RECORDS FOR THE TASK

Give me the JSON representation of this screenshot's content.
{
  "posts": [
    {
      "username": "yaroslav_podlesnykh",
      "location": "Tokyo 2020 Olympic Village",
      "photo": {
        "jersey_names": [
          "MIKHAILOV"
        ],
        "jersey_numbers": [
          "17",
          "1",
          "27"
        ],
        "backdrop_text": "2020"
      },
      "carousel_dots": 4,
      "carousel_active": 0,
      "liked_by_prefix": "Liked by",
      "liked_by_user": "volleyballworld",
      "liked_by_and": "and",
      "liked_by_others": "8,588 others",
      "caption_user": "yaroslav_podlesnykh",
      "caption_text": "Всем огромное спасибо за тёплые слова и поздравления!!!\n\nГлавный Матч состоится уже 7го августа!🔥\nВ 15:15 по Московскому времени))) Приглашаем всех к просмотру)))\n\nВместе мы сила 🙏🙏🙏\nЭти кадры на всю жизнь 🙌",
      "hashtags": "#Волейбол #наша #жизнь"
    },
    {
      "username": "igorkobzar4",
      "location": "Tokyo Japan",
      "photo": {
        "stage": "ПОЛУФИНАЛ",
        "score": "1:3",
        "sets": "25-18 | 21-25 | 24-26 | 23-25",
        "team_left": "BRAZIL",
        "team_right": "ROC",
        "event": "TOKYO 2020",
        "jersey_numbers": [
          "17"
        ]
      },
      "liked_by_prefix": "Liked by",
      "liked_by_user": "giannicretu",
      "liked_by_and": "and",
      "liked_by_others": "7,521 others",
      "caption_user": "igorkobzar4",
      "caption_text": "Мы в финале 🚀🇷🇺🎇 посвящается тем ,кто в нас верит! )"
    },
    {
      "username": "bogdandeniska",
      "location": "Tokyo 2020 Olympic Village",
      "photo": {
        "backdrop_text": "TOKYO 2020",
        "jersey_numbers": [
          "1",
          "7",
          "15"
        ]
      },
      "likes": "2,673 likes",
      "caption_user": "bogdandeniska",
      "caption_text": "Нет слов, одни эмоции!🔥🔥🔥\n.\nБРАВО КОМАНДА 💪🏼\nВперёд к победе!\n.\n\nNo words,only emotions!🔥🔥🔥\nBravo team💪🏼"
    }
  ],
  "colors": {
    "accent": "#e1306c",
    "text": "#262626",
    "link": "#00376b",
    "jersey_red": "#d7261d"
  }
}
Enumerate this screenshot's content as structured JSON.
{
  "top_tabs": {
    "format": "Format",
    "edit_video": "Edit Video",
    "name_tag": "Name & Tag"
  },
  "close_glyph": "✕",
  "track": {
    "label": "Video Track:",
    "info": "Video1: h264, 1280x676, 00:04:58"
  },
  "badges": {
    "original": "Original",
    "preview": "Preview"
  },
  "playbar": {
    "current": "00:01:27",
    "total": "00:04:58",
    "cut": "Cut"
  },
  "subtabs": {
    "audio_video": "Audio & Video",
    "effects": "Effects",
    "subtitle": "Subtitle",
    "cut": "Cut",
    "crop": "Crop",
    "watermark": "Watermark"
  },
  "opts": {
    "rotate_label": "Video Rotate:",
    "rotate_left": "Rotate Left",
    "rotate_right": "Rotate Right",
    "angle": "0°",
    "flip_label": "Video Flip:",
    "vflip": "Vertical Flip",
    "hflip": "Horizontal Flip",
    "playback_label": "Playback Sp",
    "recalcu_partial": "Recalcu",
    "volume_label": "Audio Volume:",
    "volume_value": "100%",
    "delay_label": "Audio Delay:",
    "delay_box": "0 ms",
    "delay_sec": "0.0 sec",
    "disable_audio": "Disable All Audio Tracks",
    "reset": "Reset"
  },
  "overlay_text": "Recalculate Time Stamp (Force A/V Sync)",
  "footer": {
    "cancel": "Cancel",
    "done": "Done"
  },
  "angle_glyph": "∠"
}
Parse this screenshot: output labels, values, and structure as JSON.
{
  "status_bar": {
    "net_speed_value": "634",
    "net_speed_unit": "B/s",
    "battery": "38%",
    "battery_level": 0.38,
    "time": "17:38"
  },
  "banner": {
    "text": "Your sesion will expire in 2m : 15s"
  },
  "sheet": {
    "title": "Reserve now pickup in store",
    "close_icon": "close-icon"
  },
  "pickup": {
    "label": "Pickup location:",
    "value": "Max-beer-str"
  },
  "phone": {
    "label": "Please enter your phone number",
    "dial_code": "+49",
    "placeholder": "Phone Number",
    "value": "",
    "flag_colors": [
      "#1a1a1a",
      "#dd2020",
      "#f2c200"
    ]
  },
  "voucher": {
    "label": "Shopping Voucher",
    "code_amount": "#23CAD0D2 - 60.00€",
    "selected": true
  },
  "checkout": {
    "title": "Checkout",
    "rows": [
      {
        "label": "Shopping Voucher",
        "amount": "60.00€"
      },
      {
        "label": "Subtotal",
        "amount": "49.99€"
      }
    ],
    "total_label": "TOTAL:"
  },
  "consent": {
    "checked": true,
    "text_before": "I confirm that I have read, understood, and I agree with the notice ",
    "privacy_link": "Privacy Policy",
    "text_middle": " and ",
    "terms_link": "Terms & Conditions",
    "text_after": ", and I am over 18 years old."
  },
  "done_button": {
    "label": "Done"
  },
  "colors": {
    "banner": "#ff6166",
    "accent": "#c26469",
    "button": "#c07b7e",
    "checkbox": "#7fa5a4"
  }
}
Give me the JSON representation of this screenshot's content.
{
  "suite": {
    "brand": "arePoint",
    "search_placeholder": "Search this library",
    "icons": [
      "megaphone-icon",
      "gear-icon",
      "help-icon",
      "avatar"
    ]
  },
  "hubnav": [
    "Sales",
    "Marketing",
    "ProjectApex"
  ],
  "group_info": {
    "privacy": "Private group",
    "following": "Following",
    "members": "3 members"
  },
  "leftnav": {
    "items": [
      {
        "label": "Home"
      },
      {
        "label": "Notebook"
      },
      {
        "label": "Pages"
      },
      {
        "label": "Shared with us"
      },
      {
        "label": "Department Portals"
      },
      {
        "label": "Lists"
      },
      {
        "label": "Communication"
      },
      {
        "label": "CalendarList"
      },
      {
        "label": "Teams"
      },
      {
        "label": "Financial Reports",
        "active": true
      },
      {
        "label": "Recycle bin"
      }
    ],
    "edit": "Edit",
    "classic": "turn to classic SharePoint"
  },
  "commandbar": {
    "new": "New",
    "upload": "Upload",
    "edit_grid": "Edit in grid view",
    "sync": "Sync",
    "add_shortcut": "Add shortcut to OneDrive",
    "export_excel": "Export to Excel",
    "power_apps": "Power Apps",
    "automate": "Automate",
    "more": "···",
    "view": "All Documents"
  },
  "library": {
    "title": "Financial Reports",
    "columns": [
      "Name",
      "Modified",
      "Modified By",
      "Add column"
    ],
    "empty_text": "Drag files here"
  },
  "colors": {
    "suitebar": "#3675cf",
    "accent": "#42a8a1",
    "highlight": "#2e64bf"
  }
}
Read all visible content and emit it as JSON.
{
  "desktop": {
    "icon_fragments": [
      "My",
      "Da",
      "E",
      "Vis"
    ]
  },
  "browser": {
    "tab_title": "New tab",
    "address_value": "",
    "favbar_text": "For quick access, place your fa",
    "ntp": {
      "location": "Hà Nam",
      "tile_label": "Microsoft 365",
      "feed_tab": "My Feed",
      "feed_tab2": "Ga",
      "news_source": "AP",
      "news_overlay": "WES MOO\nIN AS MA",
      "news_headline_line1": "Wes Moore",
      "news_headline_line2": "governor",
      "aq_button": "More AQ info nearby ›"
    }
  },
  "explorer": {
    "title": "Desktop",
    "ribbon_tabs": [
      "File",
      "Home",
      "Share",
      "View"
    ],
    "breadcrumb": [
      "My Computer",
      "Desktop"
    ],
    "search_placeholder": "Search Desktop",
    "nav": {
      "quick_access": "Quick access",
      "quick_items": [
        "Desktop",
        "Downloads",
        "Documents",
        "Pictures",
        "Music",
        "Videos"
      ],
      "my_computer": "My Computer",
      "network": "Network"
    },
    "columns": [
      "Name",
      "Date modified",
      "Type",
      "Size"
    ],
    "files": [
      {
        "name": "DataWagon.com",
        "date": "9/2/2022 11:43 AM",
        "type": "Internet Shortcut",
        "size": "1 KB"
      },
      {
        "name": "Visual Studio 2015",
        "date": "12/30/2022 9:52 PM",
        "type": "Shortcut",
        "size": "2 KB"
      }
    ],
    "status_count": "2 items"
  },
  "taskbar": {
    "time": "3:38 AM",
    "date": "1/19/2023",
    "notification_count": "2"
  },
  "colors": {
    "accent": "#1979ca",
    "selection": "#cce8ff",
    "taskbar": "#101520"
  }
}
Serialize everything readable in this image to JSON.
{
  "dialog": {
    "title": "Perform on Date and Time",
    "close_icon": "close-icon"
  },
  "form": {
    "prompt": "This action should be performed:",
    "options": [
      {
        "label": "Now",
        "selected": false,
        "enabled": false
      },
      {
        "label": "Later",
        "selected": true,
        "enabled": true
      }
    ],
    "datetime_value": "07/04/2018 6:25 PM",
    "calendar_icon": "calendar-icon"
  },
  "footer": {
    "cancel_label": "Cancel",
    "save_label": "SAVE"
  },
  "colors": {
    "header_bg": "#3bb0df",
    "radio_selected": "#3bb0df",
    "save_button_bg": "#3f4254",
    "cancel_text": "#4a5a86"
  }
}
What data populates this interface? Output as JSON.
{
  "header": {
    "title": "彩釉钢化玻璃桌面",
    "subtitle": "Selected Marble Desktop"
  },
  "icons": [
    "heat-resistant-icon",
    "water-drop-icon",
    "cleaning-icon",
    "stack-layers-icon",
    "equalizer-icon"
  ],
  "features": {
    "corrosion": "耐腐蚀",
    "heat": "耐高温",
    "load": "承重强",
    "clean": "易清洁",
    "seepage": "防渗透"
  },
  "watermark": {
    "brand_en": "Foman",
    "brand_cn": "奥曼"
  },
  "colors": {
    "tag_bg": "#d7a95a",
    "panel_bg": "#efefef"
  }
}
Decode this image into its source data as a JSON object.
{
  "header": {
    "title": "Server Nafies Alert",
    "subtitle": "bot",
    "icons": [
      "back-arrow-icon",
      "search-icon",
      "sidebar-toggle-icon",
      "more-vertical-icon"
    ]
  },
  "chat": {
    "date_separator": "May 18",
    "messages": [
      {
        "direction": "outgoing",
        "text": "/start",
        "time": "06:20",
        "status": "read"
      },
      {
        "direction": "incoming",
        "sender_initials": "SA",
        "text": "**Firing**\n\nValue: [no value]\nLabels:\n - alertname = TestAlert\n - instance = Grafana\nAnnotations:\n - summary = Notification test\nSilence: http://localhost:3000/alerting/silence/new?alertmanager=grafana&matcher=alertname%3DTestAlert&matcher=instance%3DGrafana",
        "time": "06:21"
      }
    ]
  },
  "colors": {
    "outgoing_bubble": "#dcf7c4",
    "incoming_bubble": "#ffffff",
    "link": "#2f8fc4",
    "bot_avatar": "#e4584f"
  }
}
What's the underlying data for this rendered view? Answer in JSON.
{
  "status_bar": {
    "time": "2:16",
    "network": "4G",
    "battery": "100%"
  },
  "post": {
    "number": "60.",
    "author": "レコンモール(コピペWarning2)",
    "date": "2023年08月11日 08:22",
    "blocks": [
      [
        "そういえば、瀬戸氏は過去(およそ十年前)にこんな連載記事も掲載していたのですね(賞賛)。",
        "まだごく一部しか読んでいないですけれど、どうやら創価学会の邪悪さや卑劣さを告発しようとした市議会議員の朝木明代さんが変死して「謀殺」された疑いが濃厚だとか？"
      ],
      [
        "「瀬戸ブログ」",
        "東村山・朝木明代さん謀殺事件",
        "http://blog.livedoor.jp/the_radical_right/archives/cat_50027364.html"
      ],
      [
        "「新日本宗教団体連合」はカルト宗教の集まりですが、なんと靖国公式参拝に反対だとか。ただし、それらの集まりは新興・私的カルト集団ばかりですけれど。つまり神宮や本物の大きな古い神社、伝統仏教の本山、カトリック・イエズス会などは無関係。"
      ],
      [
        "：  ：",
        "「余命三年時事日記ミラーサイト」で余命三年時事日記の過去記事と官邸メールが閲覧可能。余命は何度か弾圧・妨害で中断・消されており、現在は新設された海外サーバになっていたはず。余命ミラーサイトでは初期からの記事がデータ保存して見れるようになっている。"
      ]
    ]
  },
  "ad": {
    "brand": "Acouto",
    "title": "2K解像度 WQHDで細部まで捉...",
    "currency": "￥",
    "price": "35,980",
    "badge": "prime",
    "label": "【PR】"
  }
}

EXERCISE TASK
Copy out all lines where the word "true" appears.

COMPLETED TASK
    "selected": true
    "checked": true,
        "active": true
        "selected": true,
        "enabled": true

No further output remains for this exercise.